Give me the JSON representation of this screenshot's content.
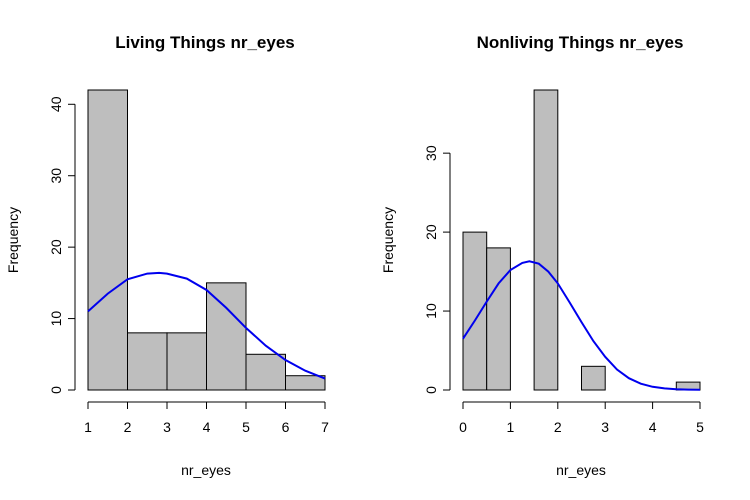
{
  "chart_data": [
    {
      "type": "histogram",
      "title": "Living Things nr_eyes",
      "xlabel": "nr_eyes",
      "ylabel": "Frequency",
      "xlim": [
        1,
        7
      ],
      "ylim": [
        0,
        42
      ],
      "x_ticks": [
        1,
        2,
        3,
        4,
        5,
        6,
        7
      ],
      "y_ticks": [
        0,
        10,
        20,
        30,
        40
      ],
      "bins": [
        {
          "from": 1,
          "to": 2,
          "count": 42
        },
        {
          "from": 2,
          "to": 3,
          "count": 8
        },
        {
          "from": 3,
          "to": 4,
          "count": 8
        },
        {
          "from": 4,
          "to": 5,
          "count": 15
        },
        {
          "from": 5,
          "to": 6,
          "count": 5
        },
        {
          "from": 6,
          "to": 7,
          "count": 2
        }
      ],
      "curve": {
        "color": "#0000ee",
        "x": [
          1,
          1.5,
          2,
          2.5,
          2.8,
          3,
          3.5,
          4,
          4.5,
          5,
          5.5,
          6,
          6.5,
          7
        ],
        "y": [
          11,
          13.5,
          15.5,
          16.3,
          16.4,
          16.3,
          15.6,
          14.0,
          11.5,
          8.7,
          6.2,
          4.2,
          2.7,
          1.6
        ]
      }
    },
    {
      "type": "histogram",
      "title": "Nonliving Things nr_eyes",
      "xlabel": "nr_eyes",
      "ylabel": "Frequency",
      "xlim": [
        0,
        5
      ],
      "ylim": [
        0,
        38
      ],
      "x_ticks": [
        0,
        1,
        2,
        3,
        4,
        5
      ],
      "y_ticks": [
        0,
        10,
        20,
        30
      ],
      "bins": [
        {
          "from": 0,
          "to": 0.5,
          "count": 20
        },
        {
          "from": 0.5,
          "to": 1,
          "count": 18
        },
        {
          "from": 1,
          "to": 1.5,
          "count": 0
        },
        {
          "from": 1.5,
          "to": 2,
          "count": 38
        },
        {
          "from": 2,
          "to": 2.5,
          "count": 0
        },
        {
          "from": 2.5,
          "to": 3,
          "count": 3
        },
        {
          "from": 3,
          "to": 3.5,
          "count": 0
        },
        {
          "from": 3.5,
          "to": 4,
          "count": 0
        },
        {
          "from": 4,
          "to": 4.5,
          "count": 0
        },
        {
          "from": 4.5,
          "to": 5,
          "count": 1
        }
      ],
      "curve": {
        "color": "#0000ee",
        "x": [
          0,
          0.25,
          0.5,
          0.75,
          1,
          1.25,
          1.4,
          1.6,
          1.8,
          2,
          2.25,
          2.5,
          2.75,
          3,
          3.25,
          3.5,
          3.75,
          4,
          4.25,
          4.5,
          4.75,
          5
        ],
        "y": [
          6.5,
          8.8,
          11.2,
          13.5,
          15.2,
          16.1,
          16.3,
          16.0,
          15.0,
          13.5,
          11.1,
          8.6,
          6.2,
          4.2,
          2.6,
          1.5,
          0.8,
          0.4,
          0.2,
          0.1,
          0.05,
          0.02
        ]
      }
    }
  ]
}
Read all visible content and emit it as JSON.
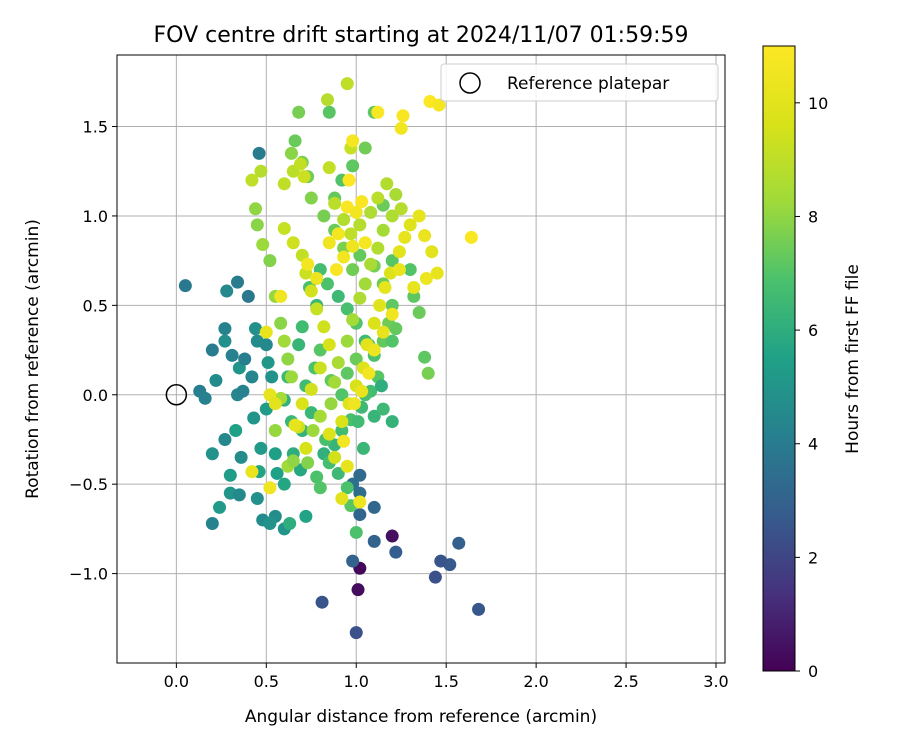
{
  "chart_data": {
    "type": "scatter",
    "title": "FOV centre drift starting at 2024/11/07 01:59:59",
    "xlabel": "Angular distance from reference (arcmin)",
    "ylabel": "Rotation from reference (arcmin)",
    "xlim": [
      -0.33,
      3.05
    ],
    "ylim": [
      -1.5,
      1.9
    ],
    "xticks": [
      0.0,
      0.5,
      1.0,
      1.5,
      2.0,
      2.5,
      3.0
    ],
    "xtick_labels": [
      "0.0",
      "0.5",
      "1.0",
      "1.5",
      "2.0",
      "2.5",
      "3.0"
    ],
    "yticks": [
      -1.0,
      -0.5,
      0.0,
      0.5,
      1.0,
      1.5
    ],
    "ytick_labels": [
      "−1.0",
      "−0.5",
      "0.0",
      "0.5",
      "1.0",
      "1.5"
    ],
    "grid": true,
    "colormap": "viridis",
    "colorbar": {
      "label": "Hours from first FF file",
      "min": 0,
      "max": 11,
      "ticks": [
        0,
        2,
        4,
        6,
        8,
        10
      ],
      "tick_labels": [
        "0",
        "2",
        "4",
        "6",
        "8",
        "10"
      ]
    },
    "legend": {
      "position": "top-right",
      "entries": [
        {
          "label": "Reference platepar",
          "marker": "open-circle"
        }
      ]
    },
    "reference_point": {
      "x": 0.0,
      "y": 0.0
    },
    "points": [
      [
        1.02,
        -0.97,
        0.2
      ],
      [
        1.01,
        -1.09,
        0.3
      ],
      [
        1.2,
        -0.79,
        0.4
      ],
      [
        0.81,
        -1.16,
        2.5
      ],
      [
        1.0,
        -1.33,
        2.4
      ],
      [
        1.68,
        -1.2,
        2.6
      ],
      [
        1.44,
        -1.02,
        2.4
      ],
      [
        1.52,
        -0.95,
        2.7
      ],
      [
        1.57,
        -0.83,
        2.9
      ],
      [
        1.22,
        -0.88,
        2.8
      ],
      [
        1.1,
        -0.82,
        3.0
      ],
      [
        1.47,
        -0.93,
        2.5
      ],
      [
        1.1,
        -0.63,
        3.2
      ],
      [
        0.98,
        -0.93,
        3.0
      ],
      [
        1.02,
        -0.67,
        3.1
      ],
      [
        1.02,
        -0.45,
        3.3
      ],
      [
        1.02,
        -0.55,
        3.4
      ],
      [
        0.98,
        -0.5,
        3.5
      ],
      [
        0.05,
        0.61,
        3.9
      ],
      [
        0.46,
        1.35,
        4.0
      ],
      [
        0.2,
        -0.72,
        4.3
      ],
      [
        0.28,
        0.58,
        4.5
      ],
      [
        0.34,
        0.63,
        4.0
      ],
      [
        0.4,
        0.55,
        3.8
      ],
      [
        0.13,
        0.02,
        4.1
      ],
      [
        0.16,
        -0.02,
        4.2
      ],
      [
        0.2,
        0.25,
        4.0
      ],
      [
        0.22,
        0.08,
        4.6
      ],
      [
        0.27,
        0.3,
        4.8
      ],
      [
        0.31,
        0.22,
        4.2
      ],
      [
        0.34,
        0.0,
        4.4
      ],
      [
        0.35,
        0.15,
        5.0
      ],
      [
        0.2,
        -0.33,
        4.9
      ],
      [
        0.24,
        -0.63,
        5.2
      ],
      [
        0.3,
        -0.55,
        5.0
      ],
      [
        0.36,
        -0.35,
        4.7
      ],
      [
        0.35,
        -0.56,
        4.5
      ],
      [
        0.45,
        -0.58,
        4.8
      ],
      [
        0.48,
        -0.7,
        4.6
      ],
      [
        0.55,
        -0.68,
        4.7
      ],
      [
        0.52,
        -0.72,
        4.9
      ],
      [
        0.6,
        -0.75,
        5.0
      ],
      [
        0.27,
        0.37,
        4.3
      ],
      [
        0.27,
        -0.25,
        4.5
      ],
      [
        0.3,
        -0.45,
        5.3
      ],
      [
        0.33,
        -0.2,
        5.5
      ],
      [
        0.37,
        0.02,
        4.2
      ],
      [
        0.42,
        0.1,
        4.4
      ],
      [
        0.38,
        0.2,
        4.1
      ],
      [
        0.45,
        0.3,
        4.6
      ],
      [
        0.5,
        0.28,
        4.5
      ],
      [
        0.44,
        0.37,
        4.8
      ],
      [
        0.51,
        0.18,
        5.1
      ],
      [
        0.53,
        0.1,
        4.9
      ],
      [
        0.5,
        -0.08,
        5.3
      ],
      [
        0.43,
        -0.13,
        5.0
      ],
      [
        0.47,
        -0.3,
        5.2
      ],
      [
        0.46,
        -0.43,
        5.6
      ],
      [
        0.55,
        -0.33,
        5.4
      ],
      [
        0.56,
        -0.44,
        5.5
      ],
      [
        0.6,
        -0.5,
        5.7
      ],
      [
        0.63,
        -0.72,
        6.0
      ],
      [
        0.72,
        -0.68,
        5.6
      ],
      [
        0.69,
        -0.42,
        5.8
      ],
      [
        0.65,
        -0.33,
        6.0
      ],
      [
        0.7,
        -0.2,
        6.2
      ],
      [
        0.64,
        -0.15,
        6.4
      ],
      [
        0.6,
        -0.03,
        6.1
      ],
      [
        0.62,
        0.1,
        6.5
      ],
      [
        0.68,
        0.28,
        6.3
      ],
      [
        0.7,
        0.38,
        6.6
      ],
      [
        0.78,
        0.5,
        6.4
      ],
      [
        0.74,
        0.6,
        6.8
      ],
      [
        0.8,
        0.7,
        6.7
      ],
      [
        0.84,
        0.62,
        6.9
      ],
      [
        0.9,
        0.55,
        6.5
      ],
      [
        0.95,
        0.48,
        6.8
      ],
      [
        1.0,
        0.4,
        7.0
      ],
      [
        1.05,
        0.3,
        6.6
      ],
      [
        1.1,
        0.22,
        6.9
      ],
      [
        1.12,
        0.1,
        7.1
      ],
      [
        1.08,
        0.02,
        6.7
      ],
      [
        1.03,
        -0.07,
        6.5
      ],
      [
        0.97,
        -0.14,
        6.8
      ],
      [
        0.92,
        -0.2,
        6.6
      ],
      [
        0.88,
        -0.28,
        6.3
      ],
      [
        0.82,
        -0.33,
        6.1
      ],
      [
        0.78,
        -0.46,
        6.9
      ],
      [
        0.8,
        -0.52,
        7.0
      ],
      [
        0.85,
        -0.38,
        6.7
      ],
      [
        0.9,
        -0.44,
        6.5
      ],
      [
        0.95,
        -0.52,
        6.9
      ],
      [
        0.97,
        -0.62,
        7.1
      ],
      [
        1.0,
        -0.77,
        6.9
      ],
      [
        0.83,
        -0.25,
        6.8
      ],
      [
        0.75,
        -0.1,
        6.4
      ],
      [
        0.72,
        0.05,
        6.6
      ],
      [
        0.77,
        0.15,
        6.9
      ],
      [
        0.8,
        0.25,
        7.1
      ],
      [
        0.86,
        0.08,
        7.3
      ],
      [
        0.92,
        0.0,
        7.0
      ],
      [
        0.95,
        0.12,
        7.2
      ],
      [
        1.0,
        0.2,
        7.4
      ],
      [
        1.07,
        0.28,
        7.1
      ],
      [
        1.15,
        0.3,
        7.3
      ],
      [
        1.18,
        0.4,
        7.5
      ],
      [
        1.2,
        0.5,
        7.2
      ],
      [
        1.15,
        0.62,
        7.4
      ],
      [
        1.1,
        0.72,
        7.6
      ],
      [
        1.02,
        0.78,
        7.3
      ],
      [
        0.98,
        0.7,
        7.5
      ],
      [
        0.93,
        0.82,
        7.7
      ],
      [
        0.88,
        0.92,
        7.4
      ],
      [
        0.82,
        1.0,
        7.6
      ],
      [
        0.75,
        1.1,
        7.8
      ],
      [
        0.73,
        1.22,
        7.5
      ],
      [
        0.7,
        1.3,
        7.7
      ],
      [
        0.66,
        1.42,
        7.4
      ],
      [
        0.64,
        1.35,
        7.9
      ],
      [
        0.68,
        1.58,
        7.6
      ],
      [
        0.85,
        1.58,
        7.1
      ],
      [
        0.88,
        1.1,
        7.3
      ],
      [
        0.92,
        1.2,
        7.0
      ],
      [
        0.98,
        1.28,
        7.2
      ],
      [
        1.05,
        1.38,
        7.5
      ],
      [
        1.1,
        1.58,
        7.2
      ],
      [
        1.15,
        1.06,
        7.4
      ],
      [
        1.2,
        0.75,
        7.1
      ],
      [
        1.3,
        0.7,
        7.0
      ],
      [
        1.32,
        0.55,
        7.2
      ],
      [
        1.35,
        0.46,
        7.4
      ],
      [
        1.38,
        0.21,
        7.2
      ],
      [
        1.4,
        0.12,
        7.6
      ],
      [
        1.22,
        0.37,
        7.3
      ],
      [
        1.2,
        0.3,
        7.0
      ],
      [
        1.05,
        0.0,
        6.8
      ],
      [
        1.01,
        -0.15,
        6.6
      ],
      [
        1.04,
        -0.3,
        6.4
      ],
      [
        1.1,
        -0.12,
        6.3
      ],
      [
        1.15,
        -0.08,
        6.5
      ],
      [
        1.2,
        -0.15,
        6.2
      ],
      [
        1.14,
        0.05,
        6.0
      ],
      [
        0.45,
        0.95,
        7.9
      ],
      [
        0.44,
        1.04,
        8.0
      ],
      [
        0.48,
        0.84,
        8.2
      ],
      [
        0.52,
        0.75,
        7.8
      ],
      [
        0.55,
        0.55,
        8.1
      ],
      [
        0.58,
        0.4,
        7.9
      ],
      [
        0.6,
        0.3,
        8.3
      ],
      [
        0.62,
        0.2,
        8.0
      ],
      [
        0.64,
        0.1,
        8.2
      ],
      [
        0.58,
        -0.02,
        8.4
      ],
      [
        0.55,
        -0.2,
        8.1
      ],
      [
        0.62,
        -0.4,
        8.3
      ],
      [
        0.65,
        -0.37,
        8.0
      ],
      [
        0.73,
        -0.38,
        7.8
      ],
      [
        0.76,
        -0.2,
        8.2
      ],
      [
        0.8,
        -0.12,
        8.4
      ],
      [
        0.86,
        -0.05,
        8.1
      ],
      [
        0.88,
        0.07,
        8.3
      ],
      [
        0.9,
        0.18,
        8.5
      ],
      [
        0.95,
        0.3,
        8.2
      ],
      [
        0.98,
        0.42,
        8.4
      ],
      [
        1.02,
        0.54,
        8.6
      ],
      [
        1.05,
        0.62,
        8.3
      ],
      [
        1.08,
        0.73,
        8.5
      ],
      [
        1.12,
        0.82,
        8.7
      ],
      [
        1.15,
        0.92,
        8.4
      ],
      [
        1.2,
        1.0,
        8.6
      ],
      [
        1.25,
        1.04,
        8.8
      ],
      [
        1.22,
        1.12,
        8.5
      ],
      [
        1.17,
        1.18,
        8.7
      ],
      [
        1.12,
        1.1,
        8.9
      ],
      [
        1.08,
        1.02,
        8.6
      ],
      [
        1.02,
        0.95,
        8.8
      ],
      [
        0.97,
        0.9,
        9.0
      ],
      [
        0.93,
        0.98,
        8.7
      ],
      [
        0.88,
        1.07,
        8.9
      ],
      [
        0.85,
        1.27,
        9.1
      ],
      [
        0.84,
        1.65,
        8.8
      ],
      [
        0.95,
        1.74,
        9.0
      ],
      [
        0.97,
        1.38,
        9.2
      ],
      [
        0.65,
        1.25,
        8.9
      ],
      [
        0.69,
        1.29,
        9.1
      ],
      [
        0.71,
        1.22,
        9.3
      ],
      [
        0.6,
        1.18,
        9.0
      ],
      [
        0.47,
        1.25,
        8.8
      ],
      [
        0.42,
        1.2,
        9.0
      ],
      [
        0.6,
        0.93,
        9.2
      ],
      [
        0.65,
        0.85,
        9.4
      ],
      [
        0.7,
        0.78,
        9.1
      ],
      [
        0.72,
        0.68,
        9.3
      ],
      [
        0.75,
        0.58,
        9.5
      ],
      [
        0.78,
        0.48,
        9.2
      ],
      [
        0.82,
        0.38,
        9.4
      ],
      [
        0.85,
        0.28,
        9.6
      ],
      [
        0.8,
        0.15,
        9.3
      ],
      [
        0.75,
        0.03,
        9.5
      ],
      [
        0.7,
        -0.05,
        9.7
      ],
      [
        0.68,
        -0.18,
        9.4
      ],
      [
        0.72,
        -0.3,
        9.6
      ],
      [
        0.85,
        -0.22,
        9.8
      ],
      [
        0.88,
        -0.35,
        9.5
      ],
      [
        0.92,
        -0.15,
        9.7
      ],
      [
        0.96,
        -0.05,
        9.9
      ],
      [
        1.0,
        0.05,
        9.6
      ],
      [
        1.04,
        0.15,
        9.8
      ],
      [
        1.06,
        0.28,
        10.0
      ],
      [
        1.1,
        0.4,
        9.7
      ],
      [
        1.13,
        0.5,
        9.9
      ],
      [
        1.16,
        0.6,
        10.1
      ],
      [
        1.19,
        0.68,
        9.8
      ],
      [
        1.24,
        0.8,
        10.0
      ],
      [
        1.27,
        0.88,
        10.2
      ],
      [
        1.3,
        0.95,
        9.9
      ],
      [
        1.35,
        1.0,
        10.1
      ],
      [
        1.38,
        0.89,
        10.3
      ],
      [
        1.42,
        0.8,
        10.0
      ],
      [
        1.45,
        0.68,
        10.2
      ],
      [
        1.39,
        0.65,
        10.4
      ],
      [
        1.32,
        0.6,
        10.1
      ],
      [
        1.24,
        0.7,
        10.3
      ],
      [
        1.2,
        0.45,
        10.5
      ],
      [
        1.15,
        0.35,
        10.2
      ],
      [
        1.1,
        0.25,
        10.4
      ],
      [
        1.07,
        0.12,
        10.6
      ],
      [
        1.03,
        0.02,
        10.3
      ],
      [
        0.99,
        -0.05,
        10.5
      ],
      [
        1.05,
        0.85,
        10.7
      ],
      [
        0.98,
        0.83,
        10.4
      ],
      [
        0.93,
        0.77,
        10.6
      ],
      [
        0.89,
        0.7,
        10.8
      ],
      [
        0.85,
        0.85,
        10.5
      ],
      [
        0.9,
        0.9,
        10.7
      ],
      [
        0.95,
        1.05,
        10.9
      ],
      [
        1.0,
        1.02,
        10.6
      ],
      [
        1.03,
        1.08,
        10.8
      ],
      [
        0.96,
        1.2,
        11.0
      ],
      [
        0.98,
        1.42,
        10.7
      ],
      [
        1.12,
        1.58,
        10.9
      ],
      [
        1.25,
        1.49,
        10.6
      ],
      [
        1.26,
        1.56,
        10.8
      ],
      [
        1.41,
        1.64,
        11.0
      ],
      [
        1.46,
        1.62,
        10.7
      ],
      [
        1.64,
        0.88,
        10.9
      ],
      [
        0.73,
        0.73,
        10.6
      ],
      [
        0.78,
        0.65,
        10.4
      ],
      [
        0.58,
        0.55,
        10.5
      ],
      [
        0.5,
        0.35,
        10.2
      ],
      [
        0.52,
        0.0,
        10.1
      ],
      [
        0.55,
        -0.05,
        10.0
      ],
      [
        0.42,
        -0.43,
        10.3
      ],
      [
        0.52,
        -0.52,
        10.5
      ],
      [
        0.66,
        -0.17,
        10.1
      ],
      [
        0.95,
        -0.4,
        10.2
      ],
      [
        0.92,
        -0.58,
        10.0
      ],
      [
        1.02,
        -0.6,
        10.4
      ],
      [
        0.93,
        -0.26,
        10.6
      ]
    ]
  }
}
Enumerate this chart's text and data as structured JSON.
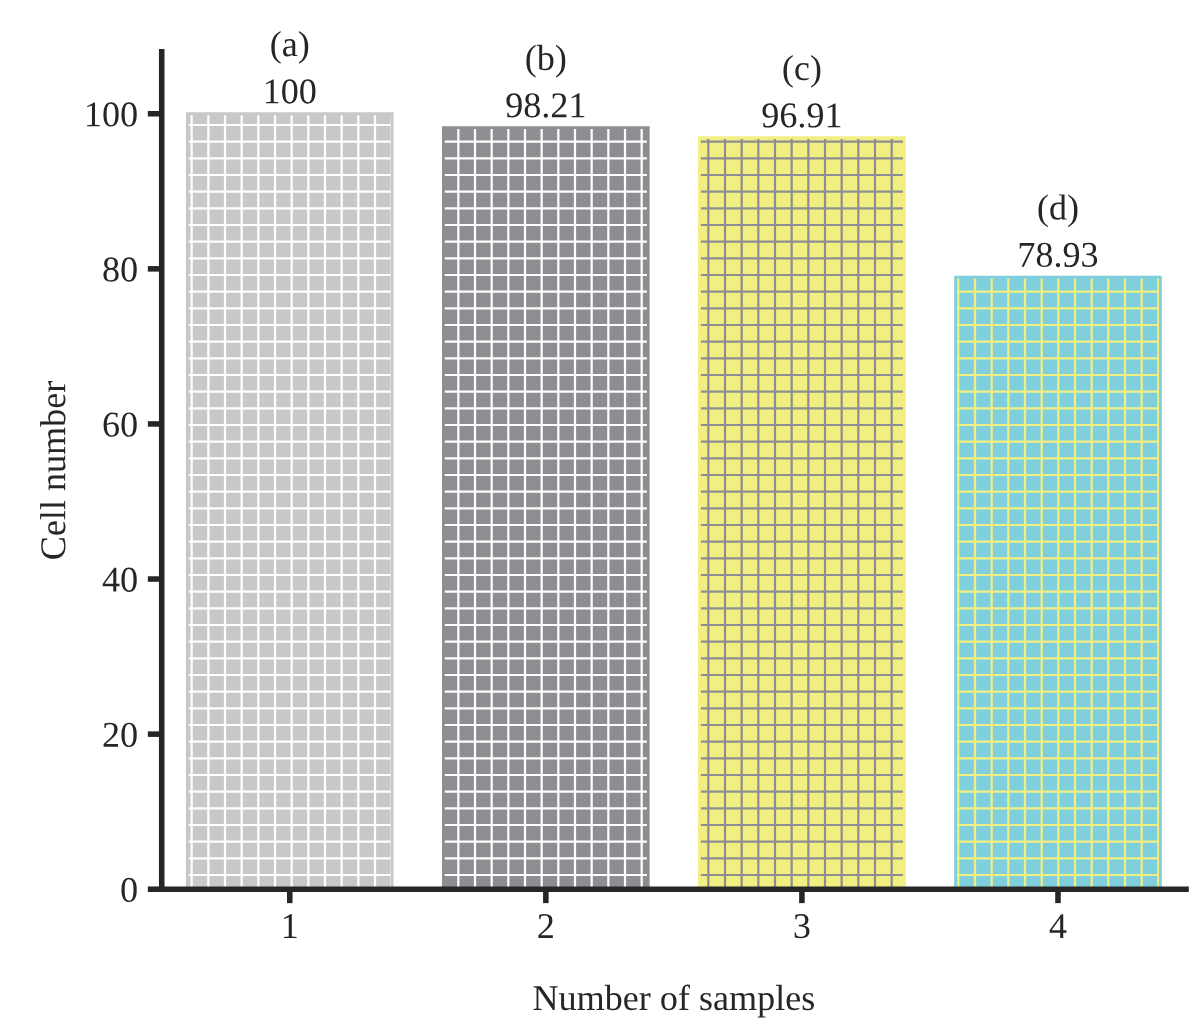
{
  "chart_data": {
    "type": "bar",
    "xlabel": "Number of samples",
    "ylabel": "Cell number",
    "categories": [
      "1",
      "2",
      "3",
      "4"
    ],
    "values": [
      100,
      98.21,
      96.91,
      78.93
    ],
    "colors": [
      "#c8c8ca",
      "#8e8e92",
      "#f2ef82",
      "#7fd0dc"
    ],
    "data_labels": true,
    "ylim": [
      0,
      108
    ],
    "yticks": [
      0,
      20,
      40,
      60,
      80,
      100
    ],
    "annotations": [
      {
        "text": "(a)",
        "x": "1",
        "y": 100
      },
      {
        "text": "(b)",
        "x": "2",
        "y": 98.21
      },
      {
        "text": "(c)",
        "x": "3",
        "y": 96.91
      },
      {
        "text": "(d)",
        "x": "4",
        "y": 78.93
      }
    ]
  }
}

= SHORT PROBLEM =
Write out exactly the lines beginning with the line that holds "Enumerate this chart's" and ending with the final line of the data, both ends included, without the pictures.

= RESPONSE TO THIS TASK =
Enumerate this chart's text and data as structured JSON.
{
  "chart_data": {
    "type": "bar",
    "xlabel": "Number of samples",
    "ylabel": "Cell number",
    "categories": [
      "1",
      "2",
      "3",
      "4"
    ],
    "values": [
      100,
      98.21,
      96.91,
      78.93
    ],
    "colors": [
      "#c8c8ca",
      "#8e8e92",
      "#f2ef82",
      "#7fd0dc"
    ],
    "data_labels": true,
    "ylim": [
      0,
      108
    ],
    "yticks": [
      0,
      20,
      40,
      60,
      80,
      100
    ],
    "annotations": [
      {
        "text": "(a)",
        "x": "1",
        "y": 100
      },
      {
        "text": "(b)",
        "x": "2",
        "y": 98.21
      },
      {
        "text": "(c)",
        "x": "3",
        "y": 96.91
      },
      {
        "text": "(d)",
        "x": "4",
        "y": 78.93
      }
    ]
  }
}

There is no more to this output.